▶ What is expected
Print all of the entries exactly, minus the pictures.

--

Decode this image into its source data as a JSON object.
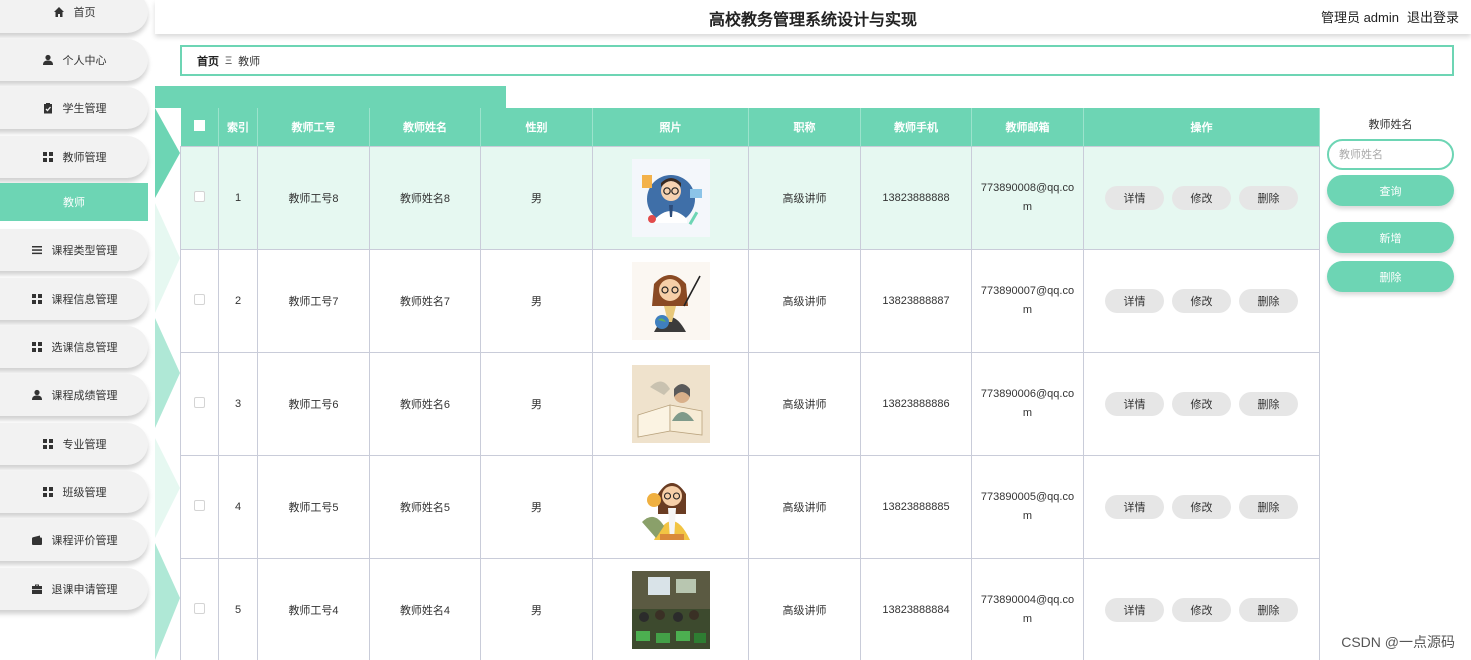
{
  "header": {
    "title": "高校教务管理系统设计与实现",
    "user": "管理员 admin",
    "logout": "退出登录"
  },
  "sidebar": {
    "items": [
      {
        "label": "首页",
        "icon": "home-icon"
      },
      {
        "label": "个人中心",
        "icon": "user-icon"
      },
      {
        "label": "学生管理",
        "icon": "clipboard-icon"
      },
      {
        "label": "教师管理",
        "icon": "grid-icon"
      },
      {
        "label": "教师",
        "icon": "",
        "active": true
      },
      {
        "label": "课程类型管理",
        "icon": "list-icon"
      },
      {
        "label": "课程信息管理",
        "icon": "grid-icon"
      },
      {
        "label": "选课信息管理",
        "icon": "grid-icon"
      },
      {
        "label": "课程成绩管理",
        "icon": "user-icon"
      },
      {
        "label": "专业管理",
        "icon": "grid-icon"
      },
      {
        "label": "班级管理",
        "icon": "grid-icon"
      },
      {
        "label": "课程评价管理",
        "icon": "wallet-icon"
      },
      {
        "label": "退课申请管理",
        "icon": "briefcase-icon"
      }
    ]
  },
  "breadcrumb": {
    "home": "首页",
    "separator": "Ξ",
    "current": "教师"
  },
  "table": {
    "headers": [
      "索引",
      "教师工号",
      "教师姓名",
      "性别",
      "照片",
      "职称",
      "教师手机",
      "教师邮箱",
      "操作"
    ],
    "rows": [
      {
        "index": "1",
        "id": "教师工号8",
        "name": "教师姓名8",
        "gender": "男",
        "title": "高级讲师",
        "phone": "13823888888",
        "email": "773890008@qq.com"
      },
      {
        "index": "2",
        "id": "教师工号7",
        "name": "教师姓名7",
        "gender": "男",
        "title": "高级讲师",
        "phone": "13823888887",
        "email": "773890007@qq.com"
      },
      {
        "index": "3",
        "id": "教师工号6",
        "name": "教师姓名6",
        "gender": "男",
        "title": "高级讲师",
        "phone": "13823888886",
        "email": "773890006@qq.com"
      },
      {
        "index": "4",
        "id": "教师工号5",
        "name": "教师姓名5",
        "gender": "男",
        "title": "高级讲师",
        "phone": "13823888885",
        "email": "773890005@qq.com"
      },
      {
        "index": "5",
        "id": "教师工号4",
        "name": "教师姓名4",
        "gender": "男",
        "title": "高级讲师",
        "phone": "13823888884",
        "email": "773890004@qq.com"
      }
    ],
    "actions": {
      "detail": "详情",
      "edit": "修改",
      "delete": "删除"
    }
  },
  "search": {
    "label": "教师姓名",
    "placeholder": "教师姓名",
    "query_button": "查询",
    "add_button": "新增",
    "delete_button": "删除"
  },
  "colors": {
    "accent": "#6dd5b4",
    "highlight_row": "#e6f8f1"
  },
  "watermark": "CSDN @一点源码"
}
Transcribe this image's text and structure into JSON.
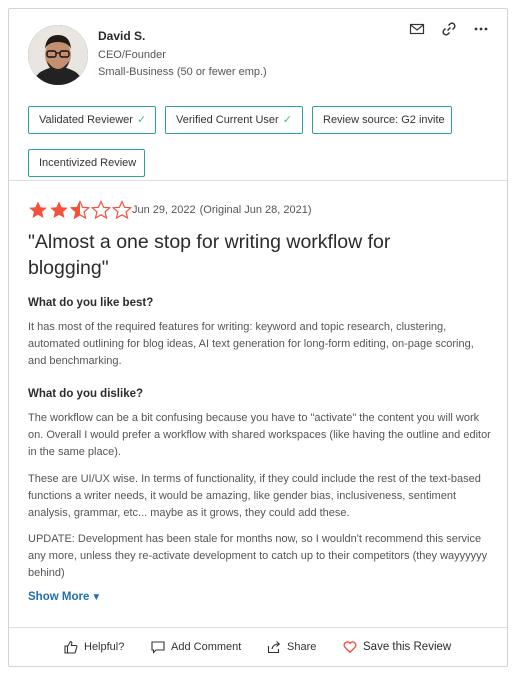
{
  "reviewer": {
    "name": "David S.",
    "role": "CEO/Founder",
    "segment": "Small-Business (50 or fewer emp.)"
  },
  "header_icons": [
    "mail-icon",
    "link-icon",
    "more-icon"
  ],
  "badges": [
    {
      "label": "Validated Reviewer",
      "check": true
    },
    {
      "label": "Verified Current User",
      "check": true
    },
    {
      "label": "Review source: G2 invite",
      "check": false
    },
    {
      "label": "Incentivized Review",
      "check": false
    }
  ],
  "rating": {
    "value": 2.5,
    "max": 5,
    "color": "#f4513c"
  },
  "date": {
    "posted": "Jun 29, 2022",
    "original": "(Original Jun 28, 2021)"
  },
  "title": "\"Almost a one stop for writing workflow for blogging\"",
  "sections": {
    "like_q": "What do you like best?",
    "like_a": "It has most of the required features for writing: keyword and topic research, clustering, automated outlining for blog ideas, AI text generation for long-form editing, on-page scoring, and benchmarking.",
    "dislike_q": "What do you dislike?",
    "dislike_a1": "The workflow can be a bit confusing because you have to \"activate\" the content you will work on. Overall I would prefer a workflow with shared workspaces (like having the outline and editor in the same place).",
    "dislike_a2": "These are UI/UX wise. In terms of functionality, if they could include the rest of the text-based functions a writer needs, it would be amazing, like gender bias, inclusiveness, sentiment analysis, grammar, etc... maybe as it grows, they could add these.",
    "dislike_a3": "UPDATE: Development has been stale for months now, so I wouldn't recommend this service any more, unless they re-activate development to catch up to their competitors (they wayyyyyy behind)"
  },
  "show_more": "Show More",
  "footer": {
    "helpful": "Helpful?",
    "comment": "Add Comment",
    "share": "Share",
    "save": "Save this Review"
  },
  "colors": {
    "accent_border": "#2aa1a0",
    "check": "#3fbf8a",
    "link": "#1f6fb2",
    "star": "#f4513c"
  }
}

--

▶ Complete output
Decode this image into its source data as a JSON object.
{
  "header": {
    "title": "高校教务管理系统设计与实现",
    "user": "管理员 admin",
    "logout": "退出登录"
  },
  "sidebar": {
    "items": [
      {
        "label": "首页",
        "icon": "home-icon"
      },
      {
        "label": "个人中心",
        "icon": "user-icon"
      },
      {
        "label": "学生管理",
        "icon": "clipboard-icon"
      },
      {
        "label": "教师管理",
        "icon": "grid-icon"
      },
      {
        "label": "教师",
        "icon": "",
        "active": true
      },
      {
        "label": "课程类型管理",
        "icon": "list-icon"
      },
      {
        "label": "课程信息管理",
        "icon": "grid-icon"
      },
      {
        "label": "选课信息管理",
        "icon": "grid-icon"
      },
      {
        "label": "课程成绩管理",
        "icon": "user-icon"
      },
      {
        "label": "专业管理",
        "icon": "grid-icon"
      },
      {
        "label": "班级管理",
        "icon": "grid-icon"
      },
      {
        "label": "课程评价管理",
        "icon": "wallet-icon"
      },
      {
        "label": "退课申请管理",
        "icon": "briefcase-icon"
      }
    ]
  },
  "breadcrumb": {
    "home": "首页",
    "separator": "Ξ",
    "current": "教师"
  },
  "table": {
    "headers": [
      "索引",
      "教师工号",
      "教师姓名",
      "性别",
      "照片",
      "职称",
      "教师手机",
      "教师邮箱",
      "操作"
    ],
    "rows": [
      {
        "index": "1",
        "id": "教师工号8",
        "name": "教师姓名8",
        "gender": "男",
        "title": "高级讲师",
        "phone": "13823888888",
        "email": "773890008@qq.com"
      },
      {
        "index": "2",
        "id": "教师工号7",
        "name": "教师姓名7",
        "gender": "男",
        "title": "高级讲师",
        "phone": "13823888887",
        "email": "773890007@qq.com"
      },
      {
        "index": "3",
        "id": "教师工号6",
        "name": "教师姓名6",
        "gender": "男",
        "title": "高级讲师",
        "phone": "13823888886",
        "email": "773890006@qq.com"
      },
      {
        "index": "4",
        "id": "教师工号5",
        "name": "教师姓名5",
        "gender": "男",
        "title": "高级讲师",
        "phone": "13823888885",
        "email": "773890005@qq.com"
      },
      {
        "index": "5",
        "id": "教师工号4",
        "name": "教师姓名4",
        "gender": "男",
        "title": "高级讲师",
        "phone": "13823888884",
        "email": "773890004@qq.com"
      }
    ],
    "actions": {
      "detail": "详情",
      "edit": "修改",
      "delete": "删除"
    }
  },
  "search": {
    "label": "教师姓名",
    "placeholder": "教师姓名",
    "query_button": "查询",
    "add_button": "新增",
    "delete_button": "删除"
  },
  "colors": {
    "accent": "#6dd5b4",
    "highlight_row": "#e6f8f1"
  },
  "watermark": "CSDN @一点源码"
}
Transcribe this image's text and structure into JSON.
{
  "reviewer": {
    "name": "David S.",
    "role": "CEO/Founder",
    "segment": "Small-Business (50 or fewer emp.)"
  },
  "header_icons": [
    "mail-icon",
    "link-icon",
    "more-icon"
  ],
  "badges": [
    {
      "label": "Validated Reviewer",
      "check": true
    },
    {
      "label": "Verified Current User",
      "check": true
    },
    {
      "label": "Review source: G2 invite",
      "check": false
    },
    {
      "label": "Incentivized Review",
      "check": false
    }
  ],
  "rating": {
    "value": 2.5,
    "max": 5,
    "color": "#f4513c"
  },
  "date": {
    "posted": "Jun 29, 2022",
    "original": "(Original Jun 28, 2021)"
  },
  "title": "\"Almost a one stop for writing workflow for blogging\"",
  "sections": {
    "like_q": "What do you like best?",
    "like_a": "It has most of the required features for writing: keyword and topic research, clustering, automated outlining for blog ideas, AI text generation for long-form editing, on-page scoring, and benchmarking.",
    "dislike_q": "What do you dislike?",
    "dislike_a1": "The workflow can be a bit confusing because you have to \"activate\" the content you will work on. Overall I would prefer a workflow with shared workspaces (like having the outline and editor in the same place).",
    "dislike_a2": "These are UI/UX wise. In terms of functionality, if they could include the rest of the text-based functions a writer needs, it would be amazing, like gender bias, inclusiveness, sentiment analysis, grammar, etc... maybe as it grows, they could add these.",
    "dislike_a3": "UPDATE: Development has been stale for months now, so I wouldn't recommend this service any more, unless they re-activate development to catch up to their competitors (they wayyyyyy behind)"
  },
  "show_more": "Show More",
  "footer": {
    "helpful": "Helpful?",
    "comment": "Add Comment",
    "share": "Share",
    "save": "Save this Review"
  },
  "colors": {
    "accent_border": "#2aa1a0",
    "check": "#3fbf8a",
    "link": "#1f6fb2",
    "star": "#f4513c"
  }
}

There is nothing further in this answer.